**What this task involves:** Could you rewrite these lines with "interfacing device" replaced by "coupling device", leave everything else unchanged, and omit the pictures from your answer?

(Raw records)
BEGIN
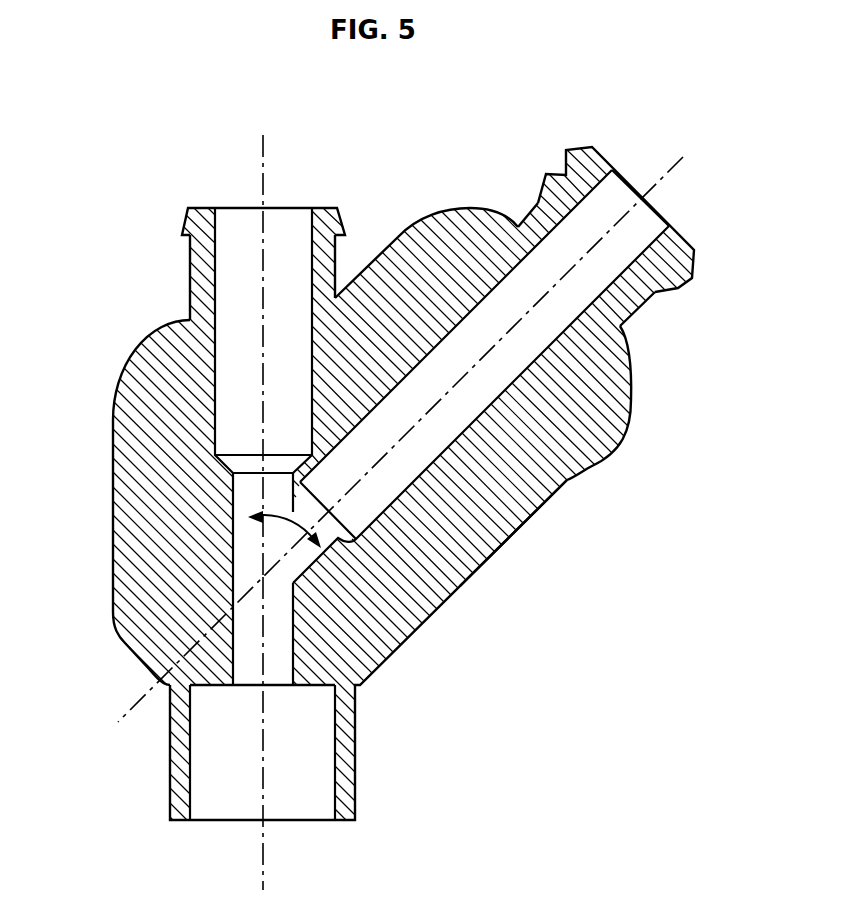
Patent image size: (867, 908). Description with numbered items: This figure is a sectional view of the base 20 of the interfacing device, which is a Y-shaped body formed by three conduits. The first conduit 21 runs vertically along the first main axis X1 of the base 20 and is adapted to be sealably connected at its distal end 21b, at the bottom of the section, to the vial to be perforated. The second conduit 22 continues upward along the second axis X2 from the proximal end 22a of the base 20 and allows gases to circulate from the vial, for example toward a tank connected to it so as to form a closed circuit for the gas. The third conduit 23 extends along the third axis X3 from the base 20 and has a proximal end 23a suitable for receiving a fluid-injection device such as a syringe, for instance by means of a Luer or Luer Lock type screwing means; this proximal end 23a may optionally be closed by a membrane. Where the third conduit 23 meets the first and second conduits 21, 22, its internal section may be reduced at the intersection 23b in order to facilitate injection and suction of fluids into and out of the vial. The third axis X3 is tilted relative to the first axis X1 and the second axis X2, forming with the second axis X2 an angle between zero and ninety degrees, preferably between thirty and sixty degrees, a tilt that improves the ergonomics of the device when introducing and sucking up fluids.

The base 20 is at (588, 596).
The first conduit 21 is at (248, 565).
The distal end 21b is at (180, 772).
The second conduit 22 is at (240, 340).
The proximal end 22a is at (190, 222).
The third conduit 23 is at (567, 470).
The proximal end 23a is at (668, 285).
The intersection 23b is at (439, 650).
The first main axis X1 is at (263, 873).
The second axis X2 is at (263, 153).
The third axis X3 is at (683, 157).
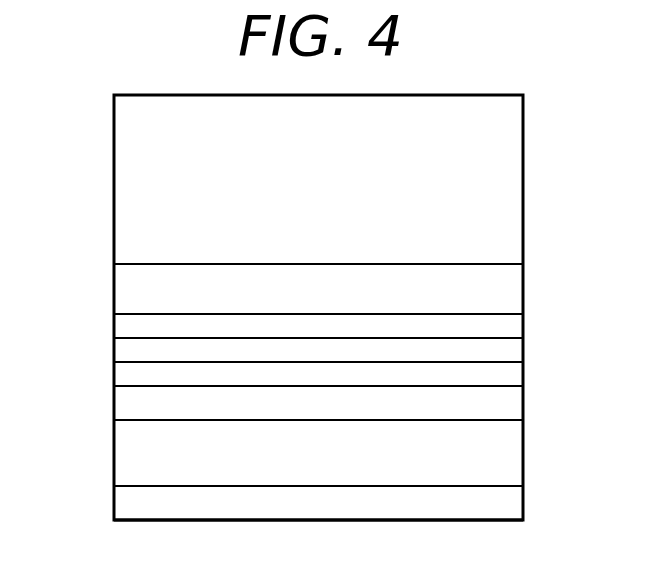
END
**Correct output:**
Patent image size: (867, 908). Description with numbered items: This figure is a sectional view of the base 20 of the coupling device, which is a Y-shaped body formed by three conduits. The first conduit 21 runs vertically along the first main axis X1 of the base 20 and is adapted to be sealably connected at its distal end 21b, at the bottom of the section, to the vial to be perforated. The second conduit 22 continues upward along the second axis X2 from the proximal end 22a of the base 20 and allows gases to circulate from the vial, for example toward a tank connected to it so as to form a closed circuit for the gas. The third conduit 23 extends along the third axis X3 from the base 20 and has a proximal end 23a suitable for receiving a fluid-injection device such as a syringe, for instance by means of a Luer or Luer Lock type screwing means; this proximal end 23a may optionally be closed by a membrane. Where the third conduit 23 meets the first and second conduits 21, 22, its internal section may be reduced at the intersection 23b in order to facilitate injection and suction of fluids into and out of the vial. The third axis X3 is tilted relative to the first axis X1 and the second axis X2, forming with the second axis X2 an angle between zero and ninety degrees, preferably between thirty and sixty degrees, a tilt that improves the ergonomics of the device when introducing and sucking up fluids.

The base 20 is at (588, 596).
The first conduit 21 is at (248, 565).
The distal end 21b is at (180, 772).
The second conduit 22 is at (240, 340).
The proximal end 22a is at (190, 222).
The third conduit 23 is at (567, 470).
The proximal end 23a is at (668, 285).
The intersection 23b is at (439, 650).
The first main axis X1 is at (263, 873).
The second axis X2 is at (263, 153).
The third axis X3 is at (683, 157).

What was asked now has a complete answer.